Stored items:

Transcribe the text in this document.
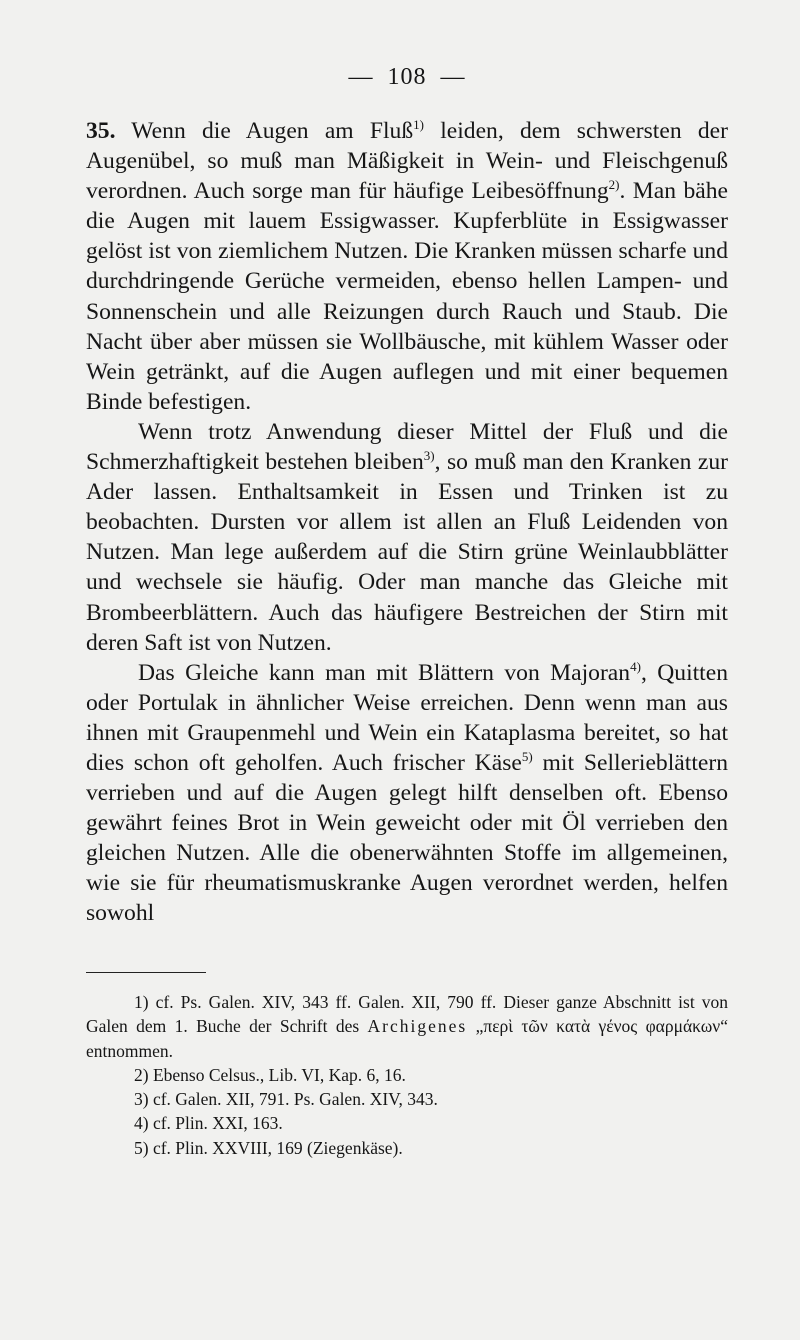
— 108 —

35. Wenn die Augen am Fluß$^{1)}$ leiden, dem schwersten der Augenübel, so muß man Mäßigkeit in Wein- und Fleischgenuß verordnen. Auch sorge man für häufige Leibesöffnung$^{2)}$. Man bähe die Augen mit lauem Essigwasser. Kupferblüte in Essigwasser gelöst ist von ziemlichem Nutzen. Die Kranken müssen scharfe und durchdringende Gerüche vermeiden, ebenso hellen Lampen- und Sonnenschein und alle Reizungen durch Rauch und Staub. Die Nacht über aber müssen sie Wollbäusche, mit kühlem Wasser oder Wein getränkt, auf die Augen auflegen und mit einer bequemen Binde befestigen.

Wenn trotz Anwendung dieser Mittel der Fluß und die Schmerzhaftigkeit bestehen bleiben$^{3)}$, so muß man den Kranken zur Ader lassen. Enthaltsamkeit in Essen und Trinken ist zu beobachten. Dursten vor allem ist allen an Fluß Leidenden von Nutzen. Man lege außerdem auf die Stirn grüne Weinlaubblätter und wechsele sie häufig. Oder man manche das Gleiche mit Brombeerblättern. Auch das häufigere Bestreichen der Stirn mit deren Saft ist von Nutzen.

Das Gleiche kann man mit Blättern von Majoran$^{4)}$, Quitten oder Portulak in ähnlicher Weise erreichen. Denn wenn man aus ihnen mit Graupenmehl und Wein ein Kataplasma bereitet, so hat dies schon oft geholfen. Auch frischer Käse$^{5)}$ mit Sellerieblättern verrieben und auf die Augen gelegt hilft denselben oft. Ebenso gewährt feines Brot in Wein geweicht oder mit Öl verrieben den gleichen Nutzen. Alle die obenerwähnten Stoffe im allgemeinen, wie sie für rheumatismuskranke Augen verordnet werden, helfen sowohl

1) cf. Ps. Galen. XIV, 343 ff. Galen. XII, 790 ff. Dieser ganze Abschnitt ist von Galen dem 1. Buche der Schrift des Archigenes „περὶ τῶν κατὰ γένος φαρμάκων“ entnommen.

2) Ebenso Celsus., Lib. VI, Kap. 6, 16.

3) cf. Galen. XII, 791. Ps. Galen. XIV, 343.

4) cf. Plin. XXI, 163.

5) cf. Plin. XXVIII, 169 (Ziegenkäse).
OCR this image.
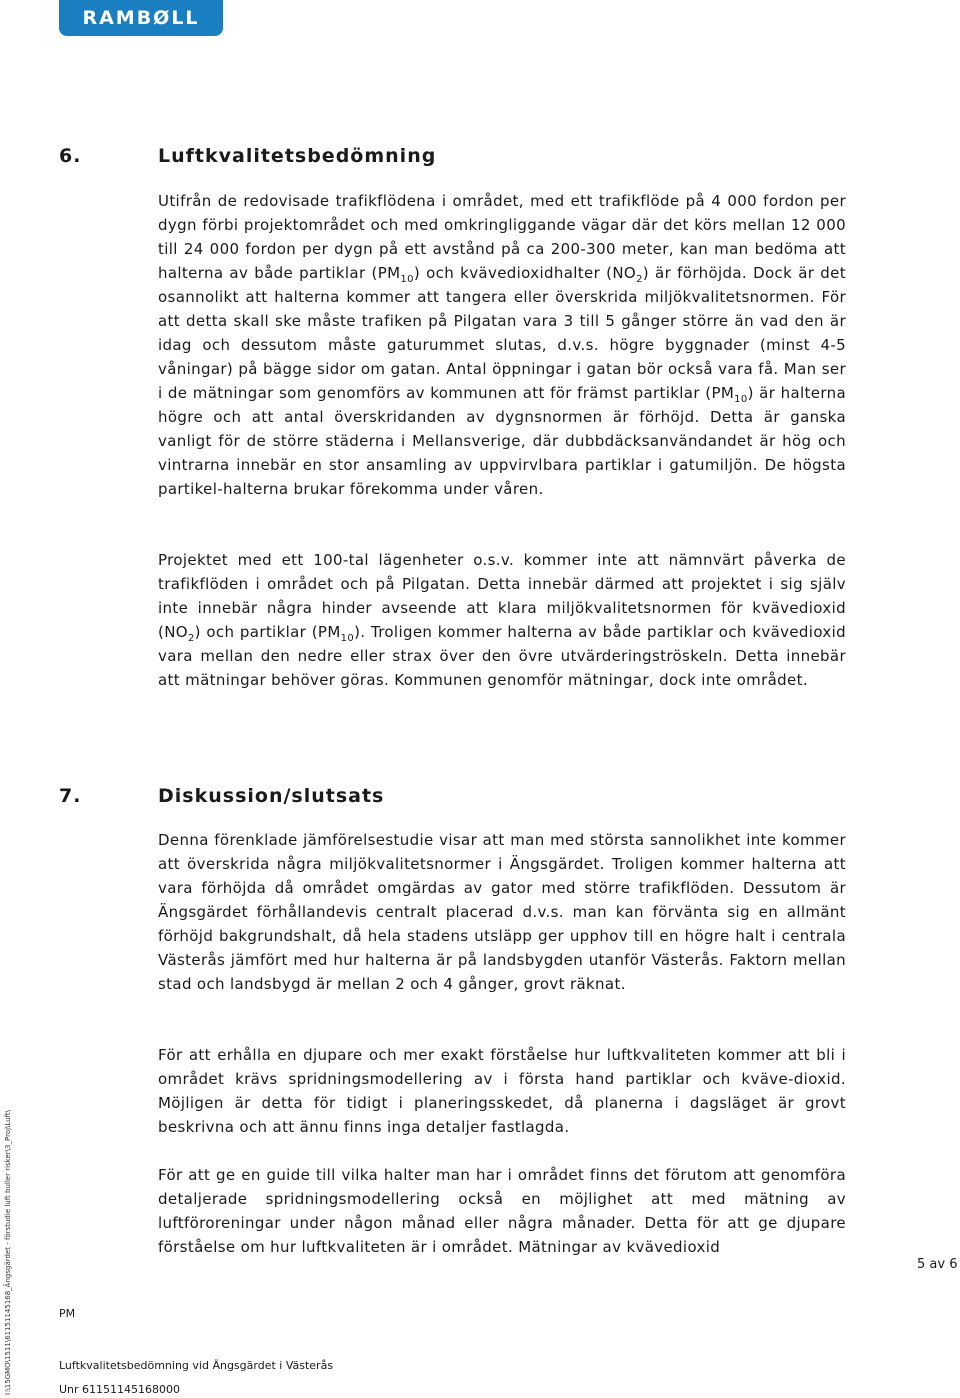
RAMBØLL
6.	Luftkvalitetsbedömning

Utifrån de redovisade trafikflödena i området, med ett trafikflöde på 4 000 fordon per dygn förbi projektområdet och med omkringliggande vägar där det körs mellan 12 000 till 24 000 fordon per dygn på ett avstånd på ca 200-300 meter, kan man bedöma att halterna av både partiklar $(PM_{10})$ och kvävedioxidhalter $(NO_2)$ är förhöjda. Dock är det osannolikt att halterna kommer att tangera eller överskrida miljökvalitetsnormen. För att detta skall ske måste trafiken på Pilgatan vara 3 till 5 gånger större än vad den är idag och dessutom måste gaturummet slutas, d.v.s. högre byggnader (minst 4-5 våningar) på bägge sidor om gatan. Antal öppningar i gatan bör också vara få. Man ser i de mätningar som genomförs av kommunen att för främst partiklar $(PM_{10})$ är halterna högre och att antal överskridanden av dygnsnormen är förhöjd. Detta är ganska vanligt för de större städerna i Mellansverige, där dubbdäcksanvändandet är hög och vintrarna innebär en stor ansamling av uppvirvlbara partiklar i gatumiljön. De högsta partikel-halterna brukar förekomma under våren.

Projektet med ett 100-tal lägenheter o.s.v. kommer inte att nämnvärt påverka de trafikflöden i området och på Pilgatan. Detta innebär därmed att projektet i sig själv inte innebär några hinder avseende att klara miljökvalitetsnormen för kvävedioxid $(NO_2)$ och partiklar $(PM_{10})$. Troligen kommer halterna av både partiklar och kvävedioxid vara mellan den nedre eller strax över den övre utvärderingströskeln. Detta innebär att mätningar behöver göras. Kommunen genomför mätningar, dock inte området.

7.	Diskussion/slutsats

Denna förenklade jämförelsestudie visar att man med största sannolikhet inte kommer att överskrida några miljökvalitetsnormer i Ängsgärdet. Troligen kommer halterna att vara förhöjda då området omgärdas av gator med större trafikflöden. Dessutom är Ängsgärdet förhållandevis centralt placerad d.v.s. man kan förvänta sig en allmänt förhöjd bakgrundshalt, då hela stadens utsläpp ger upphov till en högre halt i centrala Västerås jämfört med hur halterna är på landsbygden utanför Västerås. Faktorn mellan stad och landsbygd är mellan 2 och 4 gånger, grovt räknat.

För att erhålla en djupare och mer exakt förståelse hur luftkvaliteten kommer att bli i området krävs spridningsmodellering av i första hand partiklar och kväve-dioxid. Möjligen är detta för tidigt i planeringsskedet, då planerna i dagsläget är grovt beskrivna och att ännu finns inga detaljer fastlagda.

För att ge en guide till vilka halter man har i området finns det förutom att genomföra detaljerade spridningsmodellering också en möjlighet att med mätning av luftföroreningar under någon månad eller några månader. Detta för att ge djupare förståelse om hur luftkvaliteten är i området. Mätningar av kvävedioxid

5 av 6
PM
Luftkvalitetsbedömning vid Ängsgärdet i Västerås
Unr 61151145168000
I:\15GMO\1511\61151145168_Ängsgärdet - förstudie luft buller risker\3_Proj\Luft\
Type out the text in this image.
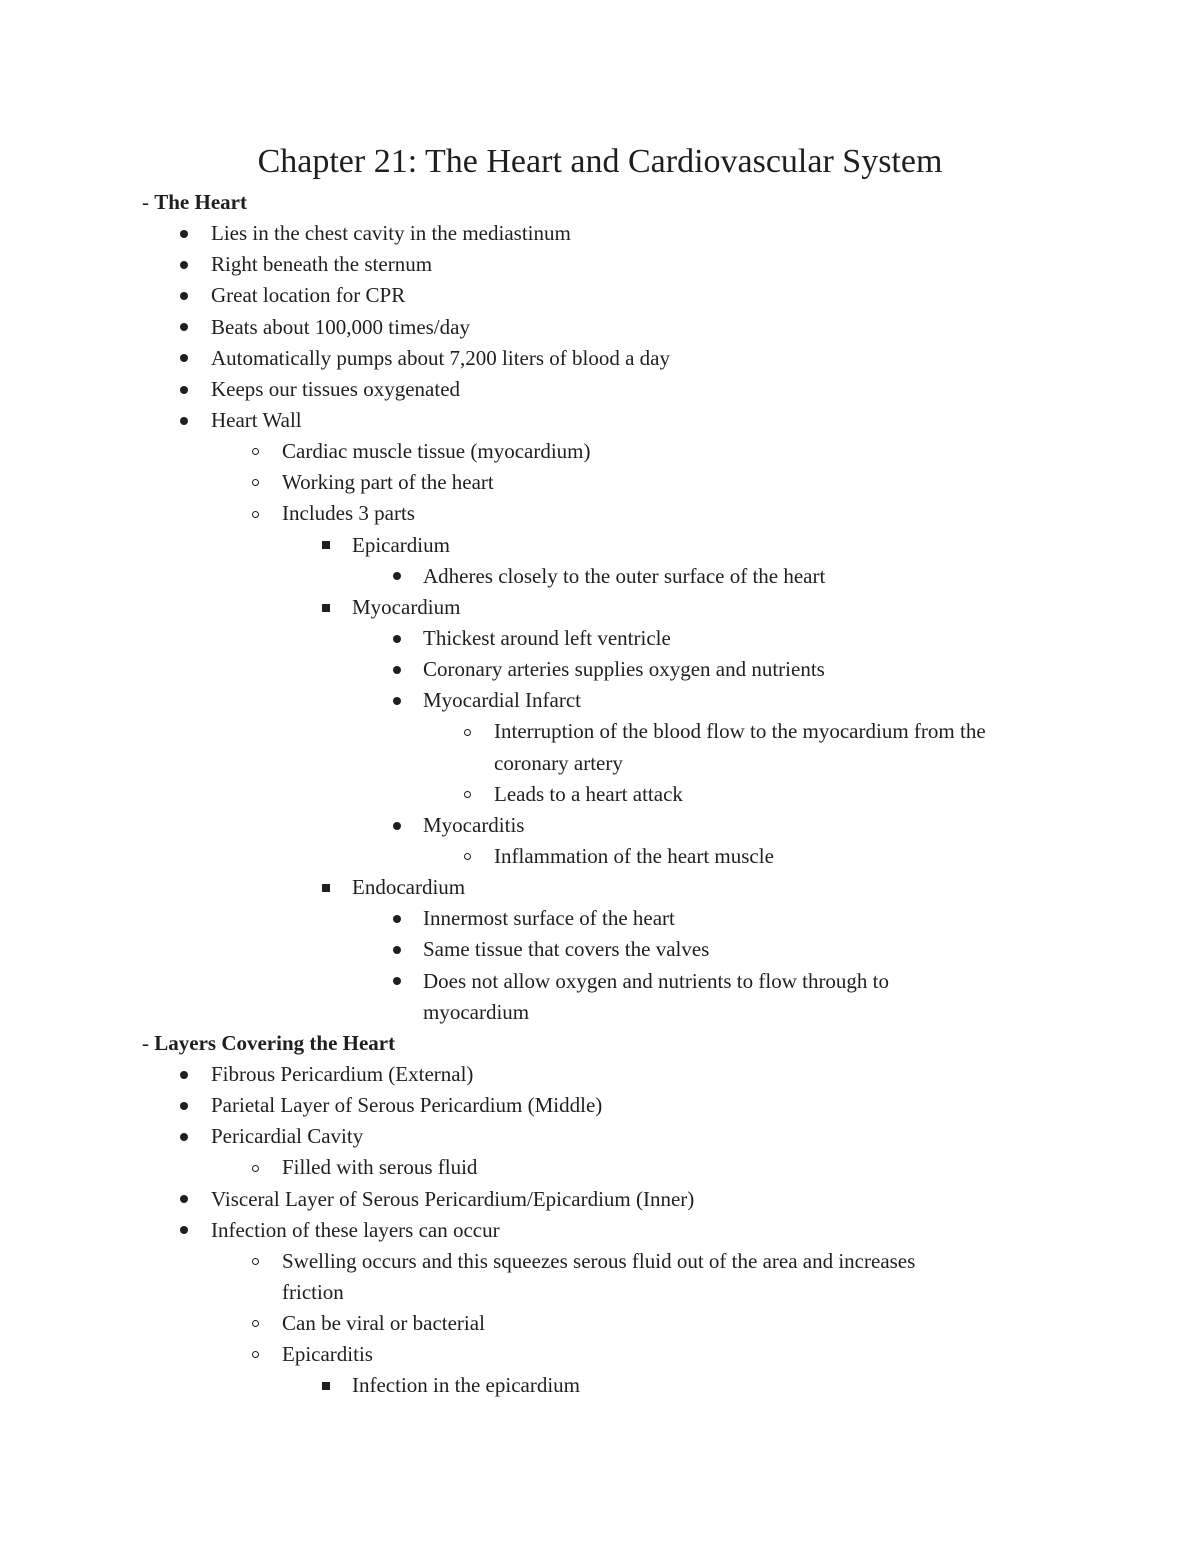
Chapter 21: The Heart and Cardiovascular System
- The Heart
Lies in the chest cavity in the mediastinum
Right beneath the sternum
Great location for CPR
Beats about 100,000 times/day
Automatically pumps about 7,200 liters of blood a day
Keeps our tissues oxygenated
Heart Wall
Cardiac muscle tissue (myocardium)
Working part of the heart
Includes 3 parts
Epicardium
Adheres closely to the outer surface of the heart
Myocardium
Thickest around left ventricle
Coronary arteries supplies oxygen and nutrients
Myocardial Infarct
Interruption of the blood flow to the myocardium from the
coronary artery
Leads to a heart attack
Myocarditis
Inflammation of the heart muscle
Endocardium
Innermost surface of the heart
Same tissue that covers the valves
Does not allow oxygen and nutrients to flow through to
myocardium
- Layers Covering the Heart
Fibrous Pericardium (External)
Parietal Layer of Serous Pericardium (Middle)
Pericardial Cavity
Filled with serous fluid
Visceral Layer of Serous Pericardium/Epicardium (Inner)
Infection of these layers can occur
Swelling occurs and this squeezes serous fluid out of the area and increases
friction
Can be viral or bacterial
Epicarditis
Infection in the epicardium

• [Exercise aim]:
Copy out each record word for word and omit any pictures.

• [The completed task]:
Transcribe the text in this document.
— 108 —

35. Wenn die Augen am Fluß$^{1)}$ leiden, dem schwersten der Augenübel, so muß man Mäßigkeit in Wein- und Fleischgenuß verordnen. Auch sorge man für häufige Leibesöffnung$^{2)}$. Man bähe die Augen mit lauem Essigwasser. Kupferblüte in Essigwasser gelöst ist von ziemlichem Nutzen. Die Kranken müssen scharfe und durchdringende Gerüche vermeiden, ebenso hellen Lampen- und Sonnenschein und alle Reizungen durch Rauch und Staub. Die Nacht über aber müssen sie Wollbäusche, mit kühlem Wasser oder Wein getränkt, auf die Augen auflegen und mit einer bequemen Binde befestigen.

Wenn trotz Anwendung dieser Mittel der Fluß und die Schmerzhaftigkeit bestehen bleiben$^{3)}$, so muß man den Kranken zur Ader lassen. Enthaltsamkeit in Essen und Trinken ist zu beobachten. Dursten vor allem ist allen an Fluß Leidenden von Nutzen. Man lege außerdem auf die Stirn grüne Weinlaubblätter und wechsele sie häufig. Oder man manche das Gleiche mit Brombeerblättern. Auch das häufigere Bestreichen der Stirn mit deren Saft ist von Nutzen.

Das Gleiche kann man mit Blättern von Majoran$^{4)}$, Quitten oder Portulak in ähnlicher Weise erreichen. Denn wenn man aus ihnen mit Graupenmehl und Wein ein Kataplasma bereitet, so hat dies schon oft geholfen. Auch frischer Käse$^{5)}$ mit Sellerieblättern verrieben und auf die Augen gelegt hilft denselben oft. Ebenso gewährt feines Brot in Wein geweicht oder mit Öl verrieben den gleichen Nutzen. Alle die obenerwähnten Stoffe im allgemeinen, wie sie für rheumatismuskranke Augen verordnet werden, helfen sowohl

1) cf. Ps. Galen. XIV, 343 ff. Galen. XII, 790 ff. Dieser ganze Abschnitt ist von Galen dem 1. Buche der Schrift des Archigenes „περὶ τῶν κατὰ γένος φαρμάκων“ entnommen.

2) Ebenso Celsus., Lib. VI, Kap. 6, 16.

3) cf. Galen. XII, 791. Ps. Galen. XIV, 343.

4) cf. Plin. XXI, 163.

5) cf. Plin. XXVIII, 169 (Ziegenkäse).
OCR this image.
RAMBØLL
6.	Luftkvalitetsbedömning

Utifrån de redovisade trafikflödena i området, med ett trafikflöde på 4 000 fordon per dygn förbi projektområdet och med omkringliggande vägar där det körs mellan 12 000 till 24 000 fordon per dygn på ett avstånd på ca 200-300 meter, kan man bedöma att halterna av både partiklar $(PM_{10})$ och kvävedioxidhalter $(NO_2)$ är förhöjda. Dock är det osannolikt att halterna kommer att tangera eller överskrida miljökvalitetsnormen. För att detta skall ske måste trafiken på Pilgatan vara 3 till 5 gånger större än vad den är idag och dessutom måste gaturummet slutas, d.v.s. högre byggnader (minst 4-5 våningar) på bägge sidor om gatan. Antal öppningar i gatan bör också vara få. Man ser i de mätningar som genomförs av kommunen att för främst partiklar $(PM_{10})$ är halterna högre och att antal överskridanden av dygnsnormen är förhöjd. Detta är ganska vanligt för de större städerna i Mellansverige, där dubbdäcksanvändandet är hög och vintrarna innebär en stor ansamling av uppvirvlbara partiklar i gatumiljön. De högsta partikel-halterna brukar förekomma under våren.

Projektet med ett 100-tal lägenheter o.s.v. kommer inte att nämnvärt påverka de trafikflöden i området och på Pilgatan. Detta innebär därmed att projektet i sig själv inte innebär några hinder avseende att klara miljökvalitetsnormen för kvävedioxid $(NO_2)$ och partiklar $(PM_{10})$. Troligen kommer halterna av både partiklar och kvävedioxid vara mellan den nedre eller strax över den övre utvärderingströskeln. Detta innebär att mätningar behöver göras. Kommunen genomför mätningar, dock inte området.

7.	Diskussion/slutsats

Denna förenklade jämförelsestudie visar att man med största sannolikhet inte kommer att överskrida några miljökvalitetsnormer i Ängsgärdet. Troligen kommer halterna att vara förhöjda då området omgärdas av gator med större trafikflöden. Dessutom är Ängsgärdet förhållandevis centralt placerad d.v.s. man kan förvänta sig en allmänt förhöjd bakgrundshalt, då hela stadens utsläpp ger upphov till en högre halt i centrala Västerås jämfört med hur halterna är på landsbygden utanför Västerås. Faktorn mellan stad och landsbygd är mellan 2 och 4 gånger, grovt räknat.

För att erhålla en djupare och mer exakt förståelse hur luftkvaliteten kommer att bli i området krävs spridningsmodellering av i första hand partiklar och kväve-dioxid. Möjligen är detta för tidigt i planeringsskedet, då planerna i dagsläget är grovt beskrivna och att ännu finns inga detaljer fastlagda.

För att ge en guide till vilka halter man har i området finns det förutom att genomföra detaljerade spridningsmodellering också en möjlighet att med mätning av luftföroreningar under någon månad eller några månader. Detta för att ge djupare förståelse om hur luftkvaliteten är i området. Mätningar av kvävedioxid

5 av 6
PM
Luftkvalitetsbedömning vid Ängsgärdet i Västerås
Unr 61151145168000
I:\15GMO\1511\61151145168_Ängsgärdet - förstudie luft buller risker\3_Proj\Luft\
Type out the text in this image.
Chapter 21: The Heart and Cardiovascular System
- The Heart
Lies in the chest cavity in the mediastinum
Right beneath the sternum
Great location for CPR
Beats about 100,000 times/day
Automatically pumps about 7,200 liters of blood a day
Keeps our tissues oxygenated
Heart Wall
Cardiac muscle tissue (myocardium)
Working part of the heart
Includes 3 parts
Epicardium
Adheres closely to the outer surface of the heart
Myocardium
Thickest around left ventricle
Coronary arteries supplies oxygen and nutrients
Myocardial Infarct
Interruption of the blood flow to the myocardium from the
coronary artery
Leads to a heart attack
Myocarditis
Inflammation of the heart muscle
Endocardium
Innermost surface of the heart
Same tissue that covers the valves
Does not allow oxygen and nutrients to flow through to
myocardium
- Layers Covering the Heart
Fibrous Pericardium (External)
Parietal Layer of Serous Pericardium (Middle)
Pericardial Cavity
Filled with serous fluid
Visceral Layer of Serous Pericardium/Epicardium (Inner)
Infection of these layers can occur
Swelling occurs and this squeezes serous fluid out of the area and increases
friction
Can be viral or bacterial
Epicarditis
Infection in the epicardium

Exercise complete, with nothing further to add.